[Dataset items]

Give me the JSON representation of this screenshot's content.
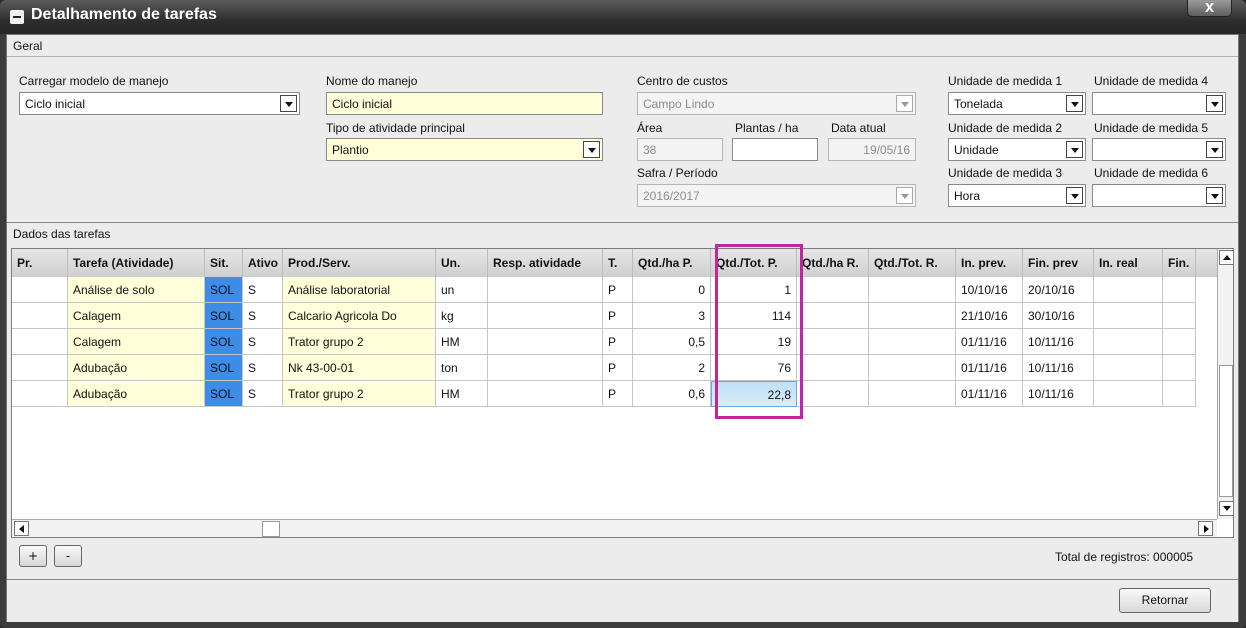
{
  "window": {
    "title": "Detalhamento de tarefas",
    "close": "X"
  },
  "geral": {
    "section_label": "Geral",
    "carregar_label": "Carregar modelo de manejo",
    "carregar_value": "Ciclo inicial",
    "nome_label": "Nome do manejo",
    "nome_value": "Ciclo inicial",
    "tipo_label": "Tipo de atividade principal",
    "tipo_value": "Plantio",
    "centro_label": "Centro de custos",
    "centro_value": "Campo Lindo",
    "area_label": "Área",
    "area_value": "38",
    "plantas_label": "Plantas / ha",
    "plantas_value": "",
    "data_label": "Data atual",
    "data_value": "19/05/16",
    "safra_label": "Safra / Período",
    "safra_value": "2016/2017",
    "um1_label": "Unidade de medida 1",
    "um1_value": "Tonelada",
    "um2_label": "Unidade de medida 2",
    "um2_value": "Unidade",
    "um3_label": "Unidade de medida 3",
    "um3_value": "Hora",
    "um4_label": "Unidade de medida 4",
    "um4_value": "",
    "um5_label": "Unidade de medida 5",
    "um5_value": "",
    "um6_label": "Unidade de medida 6",
    "um6_value": ""
  },
  "tarefas": {
    "section_label": "Dados das tarefas",
    "columns": [
      "Pr.",
      "Tarefa (Atividade)",
      "Sit.",
      "Ativo",
      "Prod./Serv.",
      "Un.",
      "Resp. atividade",
      "T.",
      "Qtd./ha P.",
      "Qtd./Tot. P.",
      "Qtd./ha  R.",
      "Qtd./Tot. R.",
      "In. prev.",
      "Fin. prev",
      "In. real",
      "Fin."
    ],
    "rows": [
      [
        "",
        "Análise de solo",
        "SOL",
        "S",
        "Análise laboratorial",
        "un",
        "",
        "P",
        "0",
        "1",
        "",
        "",
        "10/10/16",
        "20/10/16",
        "",
        ""
      ],
      [
        "",
        "Calagem",
        "SOL",
        "S",
        "Calcario Agricola Do",
        "kg",
        "",
        "P",
        "3",
        "114",
        "",
        "",
        "21/10/16",
        "30/10/16",
        "",
        ""
      ],
      [
        "",
        "Calagem",
        "SOL",
        "S",
        "Trator grupo 2",
        "HM",
        "",
        "P",
        "0,5",
        "19",
        "",
        "",
        "01/11/16",
        "10/11/16",
        "",
        ""
      ],
      [
        "",
        "Adubação",
        "SOL",
        "S",
        "Nk 43-00-01",
        "ton",
        "",
        "P",
        "2",
        "76",
        "",
        "",
        "01/11/16",
        "10/11/16",
        "",
        ""
      ],
      [
        "",
        "Adubação",
        "SOL",
        "S",
        "Trator grupo 2",
        "HM",
        "",
        "P",
        "0,6",
        "22,8",
        "",
        "",
        "01/11/16",
        "10/11/16",
        "",
        ""
      ]
    ],
    "add_label": "+",
    "remove_label": "-",
    "total_label": "Total de registros: 000005"
  },
  "footer": {
    "retornar_label": "Retornar"
  },
  "colors": {
    "sit_bg": "#3d8de8",
    "yellow_field": "#ffffd9",
    "highlight": "#c026a0"
  }
}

• TASK OBJECTIVE
Images must not appear in the copy; reproduce everything else in the records verbatim.

• EXERCISE OUTPUT
Give me the JSON representation of this screenshot's content.
{
  "window": {
    "title": "Detalhamento de tarefas",
    "close": "X"
  },
  "geral": {
    "section_label": "Geral",
    "carregar_label": "Carregar modelo de manejo",
    "carregar_value": "Ciclo inicial",
    "nome_label": "Nome do manejo",
    "nome_value": "Ciclo inicial",
    "tipo_label": "Tipo de atividade principal",
    "tipo_value": "Plantio",
    "centro_label": "Centro de custos",
    "centro_value": "Campo Lindo",
    "area_label": "Área",
    "area_value": "38",
    "plantas_label": "Plantas / ha",
    "plantas_value": "",
    "data_label": "Data atual",
    "data_value": "19/05/16",
    "safra_label": "Safra / Período",
    "safra_value": "2016/2017",
    "um1_label": "Unidade de medida 1",
    "um1_value": "Tonelada",
    "um2_label": "Unidade de medida 2",
    "um2_value": "Unidade",
    "um3_label": "Unidade de medida 3",
    "um3_value": "Hora",
    "um4_label": "Unidade de medida 4",
    "um4_value": "",
    "um5_label": "Unidade de medida 5",
    "um5_value": "",
    "um6_label": "Unidade de medida 6",
    "um6_value": ""
  },
  "tarefas": {
    "section_label": "Dados das tarefas",
    "columns": [
      "Pr.",
      "Tarefa (Atividade)",
      "Sit.",
      "Ativo",
      "Prod./Serv.",
      "Un.",
      "Resp. atividade",
      "T.",
      "Qtd./ha P.",
      "Qtd./Tot. P.",
      "Qtd./ha  R.",
      "Qtd./Tot. R.",
      "In. prev.",
      "Fin. prev",
      "In. real",
      "Fin."
    ],
    "rows": [
      [
        "",
        "Análise de solo",
        "SOL",
        "S",
        "Análise laboratorial",
        "un",
        "",
        "P",
        "0",
        "1",
        "",
        "",
        "10/10/16",
        "20/10/16",
        "",
        ""
      ],
      [
        "",
        "Calagem",
        "SOL",
        "S",
        "Calcario Agricola Do",
        "kg",
        "",
        "P",
        "3",
        "114",
        "",
        "",
        "21/10/16",
        "30/10/16",
        "",
        ""
      ],
      [
        "",
        "Calagem",
        "SOL",
        "S",
        "Trator grupo 2",
        "HM",
        "",
        "P",
        "0,5",
        "19",
        "",
        "",
        "01/11/16",
        "10/11/16",
        "",
        ""
      ],
      [
        "",
        "Adubação",
        "SOL",
        "S",
        "Nk 43-00-01",
        "ton",
        "",
        "P",
        "2",
        "76",
        "",
        "",
        "01/11/16",
        "10/11/16",
        "",
        ""
      ],
      [
        "",
        "Adubação",
        "SOL",
        "S",
        "Trator grupo 2",
        "HM",
        "",
        "P",
        "0,6",
        "22,8",
        "",
        "",
        "01/11/16",
        "10/11/16",
        "",
        ""
      ]
    ],
    "add_label": "+",
    "remove_label": "-",
    "total_label": "Total de registros: 000005"
  },
  "footer": {
    "retornar_label": "Retornar"
  },
  "colors": {
    "sit_bg": "#3d8de8",
    "yellow_field": "#ffffd9",
    "highlight": "#c026a0"
  }
}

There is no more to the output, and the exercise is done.